Stored data entries
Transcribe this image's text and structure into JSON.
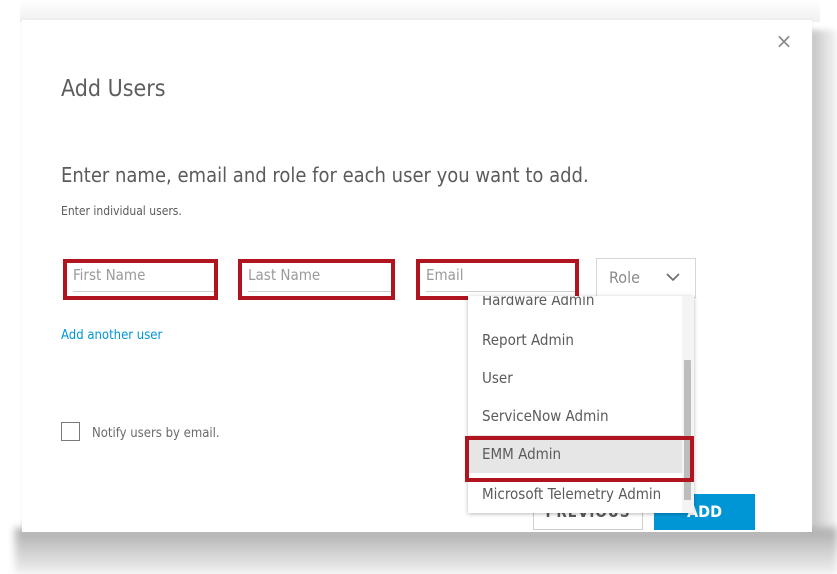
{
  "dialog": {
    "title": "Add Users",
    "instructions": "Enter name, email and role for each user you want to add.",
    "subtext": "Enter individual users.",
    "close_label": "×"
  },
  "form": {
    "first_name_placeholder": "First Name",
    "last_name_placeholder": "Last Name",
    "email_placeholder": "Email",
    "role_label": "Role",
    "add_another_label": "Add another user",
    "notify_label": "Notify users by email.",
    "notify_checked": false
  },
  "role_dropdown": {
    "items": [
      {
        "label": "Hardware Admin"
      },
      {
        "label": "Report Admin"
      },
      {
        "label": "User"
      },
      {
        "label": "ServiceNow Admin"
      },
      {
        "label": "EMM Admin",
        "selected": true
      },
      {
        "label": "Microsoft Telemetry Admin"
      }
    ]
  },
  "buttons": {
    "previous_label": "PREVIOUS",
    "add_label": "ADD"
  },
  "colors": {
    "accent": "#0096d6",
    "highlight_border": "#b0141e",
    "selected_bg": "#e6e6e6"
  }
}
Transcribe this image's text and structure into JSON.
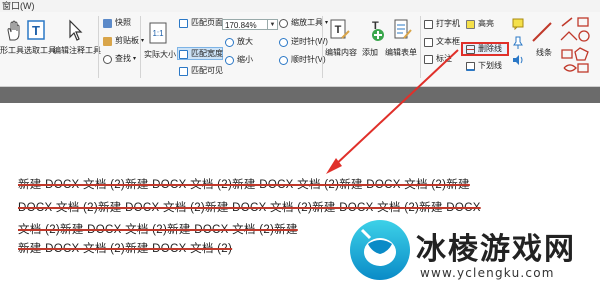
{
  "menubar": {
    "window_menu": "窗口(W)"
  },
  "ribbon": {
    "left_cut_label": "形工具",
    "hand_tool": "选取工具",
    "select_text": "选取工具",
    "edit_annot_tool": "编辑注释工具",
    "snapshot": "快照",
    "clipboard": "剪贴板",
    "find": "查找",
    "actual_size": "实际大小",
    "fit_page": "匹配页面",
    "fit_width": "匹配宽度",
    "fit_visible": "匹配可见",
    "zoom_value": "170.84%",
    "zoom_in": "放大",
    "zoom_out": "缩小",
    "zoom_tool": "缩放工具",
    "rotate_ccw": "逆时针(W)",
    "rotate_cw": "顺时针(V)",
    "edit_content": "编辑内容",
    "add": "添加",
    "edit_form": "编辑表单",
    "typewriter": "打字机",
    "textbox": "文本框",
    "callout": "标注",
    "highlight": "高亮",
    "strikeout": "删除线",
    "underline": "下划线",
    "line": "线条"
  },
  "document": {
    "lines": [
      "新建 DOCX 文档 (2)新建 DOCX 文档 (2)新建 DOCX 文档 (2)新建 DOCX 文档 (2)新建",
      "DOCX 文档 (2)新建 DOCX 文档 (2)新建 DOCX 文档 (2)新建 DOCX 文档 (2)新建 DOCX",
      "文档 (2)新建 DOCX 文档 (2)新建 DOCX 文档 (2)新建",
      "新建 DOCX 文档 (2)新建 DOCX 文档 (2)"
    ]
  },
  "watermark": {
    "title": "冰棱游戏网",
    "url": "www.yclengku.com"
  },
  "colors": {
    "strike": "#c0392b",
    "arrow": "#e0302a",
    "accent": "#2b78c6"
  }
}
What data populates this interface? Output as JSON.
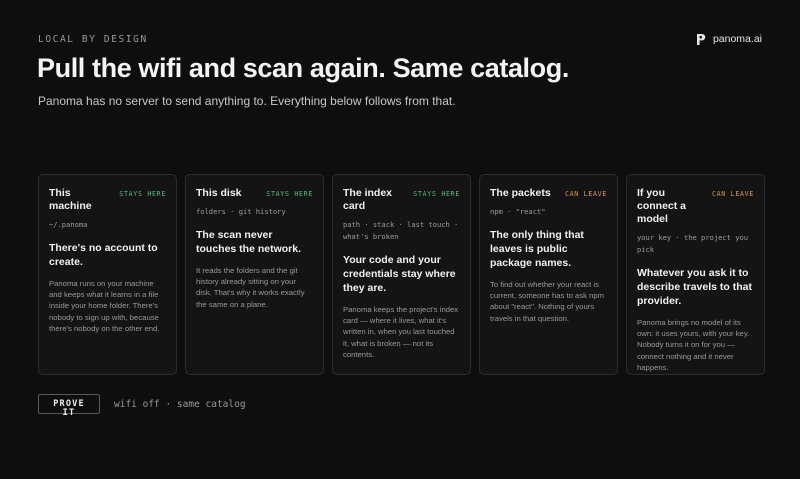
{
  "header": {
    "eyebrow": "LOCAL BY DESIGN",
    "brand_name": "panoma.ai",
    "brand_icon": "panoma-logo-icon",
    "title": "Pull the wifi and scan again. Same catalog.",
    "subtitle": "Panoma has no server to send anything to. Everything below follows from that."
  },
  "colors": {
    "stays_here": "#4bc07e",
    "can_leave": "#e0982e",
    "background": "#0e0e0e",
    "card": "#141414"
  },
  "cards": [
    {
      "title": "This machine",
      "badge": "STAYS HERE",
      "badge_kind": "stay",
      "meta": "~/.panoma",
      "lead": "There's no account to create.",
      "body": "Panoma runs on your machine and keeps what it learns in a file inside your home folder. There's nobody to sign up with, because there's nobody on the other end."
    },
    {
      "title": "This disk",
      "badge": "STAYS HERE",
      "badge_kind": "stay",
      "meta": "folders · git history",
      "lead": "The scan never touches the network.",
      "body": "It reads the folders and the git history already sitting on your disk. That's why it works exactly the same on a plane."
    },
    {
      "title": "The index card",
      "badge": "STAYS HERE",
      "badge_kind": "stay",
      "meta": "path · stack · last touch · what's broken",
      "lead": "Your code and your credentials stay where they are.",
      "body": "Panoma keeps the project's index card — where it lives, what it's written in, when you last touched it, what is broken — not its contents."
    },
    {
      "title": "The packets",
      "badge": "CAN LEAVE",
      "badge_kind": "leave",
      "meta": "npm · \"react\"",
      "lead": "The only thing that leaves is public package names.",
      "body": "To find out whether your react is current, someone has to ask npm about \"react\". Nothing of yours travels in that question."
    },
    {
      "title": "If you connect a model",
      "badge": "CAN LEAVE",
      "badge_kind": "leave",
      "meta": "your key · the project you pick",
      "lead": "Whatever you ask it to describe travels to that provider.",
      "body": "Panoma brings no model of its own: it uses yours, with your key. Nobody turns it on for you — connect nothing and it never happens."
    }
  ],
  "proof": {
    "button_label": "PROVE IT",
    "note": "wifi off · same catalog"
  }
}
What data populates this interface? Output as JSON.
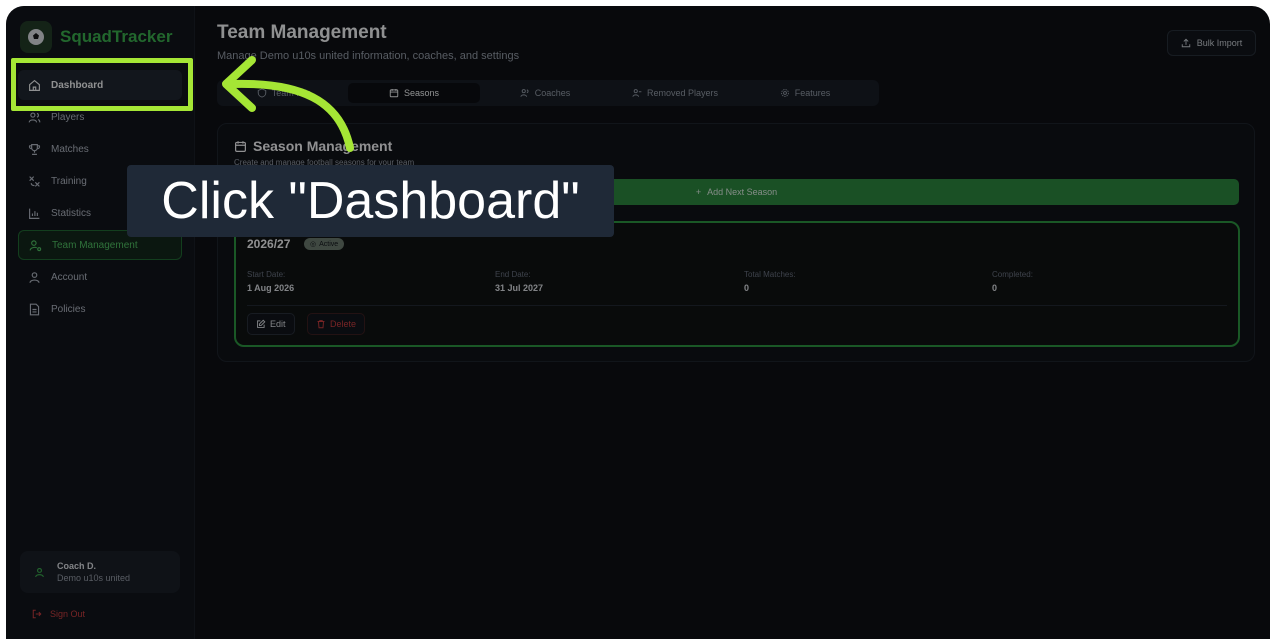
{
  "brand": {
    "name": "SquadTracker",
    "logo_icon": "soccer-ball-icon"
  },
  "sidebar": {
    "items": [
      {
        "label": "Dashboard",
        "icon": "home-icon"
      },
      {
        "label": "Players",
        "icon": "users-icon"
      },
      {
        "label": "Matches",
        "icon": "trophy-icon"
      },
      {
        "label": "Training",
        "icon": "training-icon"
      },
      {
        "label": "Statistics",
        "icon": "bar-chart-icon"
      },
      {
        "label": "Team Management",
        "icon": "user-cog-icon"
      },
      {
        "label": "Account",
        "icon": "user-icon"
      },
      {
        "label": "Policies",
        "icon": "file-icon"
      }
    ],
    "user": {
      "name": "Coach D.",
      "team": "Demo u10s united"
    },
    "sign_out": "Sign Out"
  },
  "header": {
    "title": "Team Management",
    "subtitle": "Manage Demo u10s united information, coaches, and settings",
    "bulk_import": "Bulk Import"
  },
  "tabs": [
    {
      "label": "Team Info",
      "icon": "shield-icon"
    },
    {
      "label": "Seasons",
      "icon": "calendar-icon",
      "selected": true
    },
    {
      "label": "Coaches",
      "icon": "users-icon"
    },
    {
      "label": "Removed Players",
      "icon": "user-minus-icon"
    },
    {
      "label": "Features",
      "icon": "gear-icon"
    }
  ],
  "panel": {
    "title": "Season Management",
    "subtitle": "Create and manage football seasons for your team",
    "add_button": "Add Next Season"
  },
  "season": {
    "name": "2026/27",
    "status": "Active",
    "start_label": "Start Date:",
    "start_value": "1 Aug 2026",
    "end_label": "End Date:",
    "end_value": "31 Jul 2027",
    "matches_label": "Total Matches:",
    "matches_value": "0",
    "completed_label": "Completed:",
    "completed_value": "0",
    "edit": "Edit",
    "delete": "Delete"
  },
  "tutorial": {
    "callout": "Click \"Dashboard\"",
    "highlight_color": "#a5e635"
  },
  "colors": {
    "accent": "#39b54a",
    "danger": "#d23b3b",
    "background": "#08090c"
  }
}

**Instructions to follow**
Restate each line of the records exactly; pictures do not belong in the copy.

**Written answer**
Transcribe this image's text and structure into JSON.
{
  "dialog": {
    "title": "Add Users",
    "instructions": "Enter name, email and role for each user you want to add.",
    "subtext": "Enter individual users.",
    "close_label": "×"
  },
  "form": {
    "first_name_placeholder": "First Name",
    "last_name_placeholder": "Last Name",
    "email_placeholder": "Email",
    "role_label": "Role",
    "add_another_label": "Add another user",
    "notify_label": "Notify users by email.",
    "notify_checked": false
  },
  "role_dropdown": {
    "items": [
      {
        "label": "Hardware Admin"
      },
      {
        "label": "Report Admin"
      },
      {
        "label": "User"
      },
      {
        "label": "ServiceNow Admin"
      },
      {
        "label": "EMM Admin",
        "selected": true
      },
      {
        "label": "Microsoft Telemetry Admin"
      }
    ]
  },
  "buttons": {
    "previous_label": "PREVIOUS",
    "add_label": "ADD"
  },
  "colors": {
    "accent": "#0096d6",
    "highlight_border": "#b0141e",
    "selected_bg": "#e6e6e6"
  }
}
Transcribe this image's text and structure into JSON.
{
  "menubar": {
    "window_menu": "窗口(W)"
  },
  "ribbon": {
    "left_cut_label": "形工具",
    "hand_tool": "选取工具",
    "select_text": "选取工具",
    "edit_annot_tool": "编辑注释工具",
    "snapshot": "快照",
    "clipboard": "剪贴板",
    "find": "查找",
    "actual_size": "实际大小",
    "fit_page": "匹配页面",
    "fit_width": "匹配宽度",
    "fit_visible": "匹配可见",
    "zoom_value": "170.84%",
    "zoom_in": "放大",
    "zoom_out": "缩小",
    "zoom_tool": "缩放工具",
    "rotate_ccw": "逆时针(W)",
    "rotate_cw": "顺时针(V)",
    "edit_content": "编辑内容",
    "add": "添加",
    "edit_form": "编辑表单",
    "typewriter": "打字机",
    "textbox": "文本框",
    "callout": "标注",
    "highlight": "高亮",
    "strikeout": "删除线",
    "underline": "下划线",
    "line": "线条"
  },
  "document": {
    "lines": [
      "新建 DOCX 文档 (2)新建 DOCX 文档 (2)新建 DOCX 文档 (2)新建 DOCX 文档 (2)新建",
      "DOCX 文档 (2)新建 DOCX 文档 (2)新建 DOCX 文档 (2)新建 DOCX 文档 (2)新建 DOCX",
      "文档 (2)新建 DOCX 文档 (2)新建 DOCX 文档 (2)新建",
      "新建 DOCX 文档 (2)新建 DOCX 文档 (2)"
    ]
  },
  "watermark": {
    "title": "冰棱游戏网",
    "url": "www.yclengku.com"
  },
  "colors": {
    "strike": "#c0392b",
    "arrow": "#e0302a",
    "accent": "#2b78c6"
  }
}
What data populates this interface? Output as JSON.
{
  "header": {
    "eyebrow": "LOCAL BY DESIGN",
    "brand_name": "panoma.ai",
    "brand_icon": "panoma-logo-icon",
    "title": "Pull the wifi and scan again. Same catalog.",
    "subtitle": "Panoma has no server to send anything to. Everything below follows from that."
  },
  "colors": {
    "stays_here": "#4bc07e",
    "can_leave": "#e0982e",
    "background": "#0e0e0e",
    "card": "#141414"
  },
  "cards": [
    {
      "title": "This machine",
      "badge": "STAYS HERE",
      "badge_kind": "stay",
      "meta": "~/.panoma",
      "lead": "There's no account to create.",
      "body": "Panoma runs on your machine and keeps what it learns in a file inside your home folder. There's nobody to sign up with, because there's nobody on the other end."
    },
    {
      "title": "This disk",
      "badge": "STAYS HERE",
      "badge_kind": "stay",
      "meta": "folders · git history",
      "lead": "The scan never touches the network.",
      "body": "It reads the folders and the git history already sitting on your disk. That's why it works exactly the same on a plane."
    },
    {
      "title": "The index card",
      "badge": "STAYS HERE",
      "badge_kind": "stay",
      "meta": "path · stack · last touch · what's broken",
      "lead": "Your code and your credentials stay where they are.",
      "body": "Panoma keeps the project's index card — where it lives, what it's written in, when you last touched it, what is broken — not its contents."
    },
    {
      "title": "The packets",
      "badge": "CAN LEAVE",
      "badge_kind": "leave",
      "meta": "npm · \"react\"",
      "lead": "The only thing that leaves is public package names.",
      "body": "To find out whether your react is current, someone has to ask npm about \"react\". Nothing of yours travels in that question."
    },
    {
      "title": "If you connect a model",
      "badge": "CAN LEAVE",
      "badge_kind": "leave",
      "meta": "your key · the project you pick",
      "lead": "Whatever you ask it to describe travels to that provider.",
      "body": "Panoma brings no model of its own: it uses yours, with your key. Nobody turns it on for you — connect nothing and it never happens."
    }
  ],
  "proof": {
    "button_label": "PROVE IT",
    "note": "wifi off · same catalog"
  }
}
What data populates this interface? Output as JSON.
{
  "brand": {
    "name": "SquadTracker",
    "logo_icon": "soccer-ball-icon"
  },
  "sidebar": {
    "items": [
      {
        "label": "Dashboard",
        "icon": "home-icon"
      },
      {
        "label": "Players",
        "icon": "users-icon"
      },
      {
        "label": "Matches",
        "icon": "trophy-icon"
      },
      {
        "label": "Training",
        "icon": "training-icon"
      },
      {
        "label": "Statistics",
        "icon": "bar-chart-icon"
      },
      {
        "label": "Team Management",
        "icon": "user-cog-icon"
      },
      {
        "label": "Account",
        "icon": "user-icon"
      },
      {
        "label": "Policies",
        "icon": "file-icon"
      }
    ],
    "user": {
      "name": "Coach D.",
      "team": "Demo u10s united"
    },
    "sign_out": "Sign Out"
  },
  "header": {
    "title": "Team Management",
    "subtitle": "Manage Demo u10s united information, coaches, and settings",
    "bulk_import": "Bulk Import"
  },
  "tabs": [
    {
      "label": "Team Info",
      "icon": "shield-icon"
    },
    {
      "label": "Seasons",
      "icon": "calendar-icon",
      "selected": true
    },
    {
      "label": "Coaches",
      "icon": "users-icon"
    },
    {
      "label": "Removed Players",
      "icon": "user-minus-icon"
    },
    {
      "label": "Features",
      "icon": "gear-icon"
    }
  ],
  "panel": {
    "title": "Season Management",
    "subtitle": "Create and manage football seasons for your team",
    "add_button": "Add Next Season"
  },
  "season": {
    "name": "2026/27",
    "status": "Active",
    "start_label": "Start Date:",
    "start_value": "1 Aug 2026",
    "end_label": "End Date:",
    "end_value": "31 Jul 2027",
    "matches_label": "Total Matches:",
    "matches_value": "0",
    "completed_label": "Completed:",
    "completed_value": "0",
    "edit": "Edit",
    "delete": "Delete"
  },
  "tutorial": {
    "callout": "Click \"Dashboard\"",
    "highlight_color": "#a5e635"
  },
  "colors": {
    "accent": "#39b54a",
    "danger": "#d23b3b",
    "background": "#08090c"
  }
}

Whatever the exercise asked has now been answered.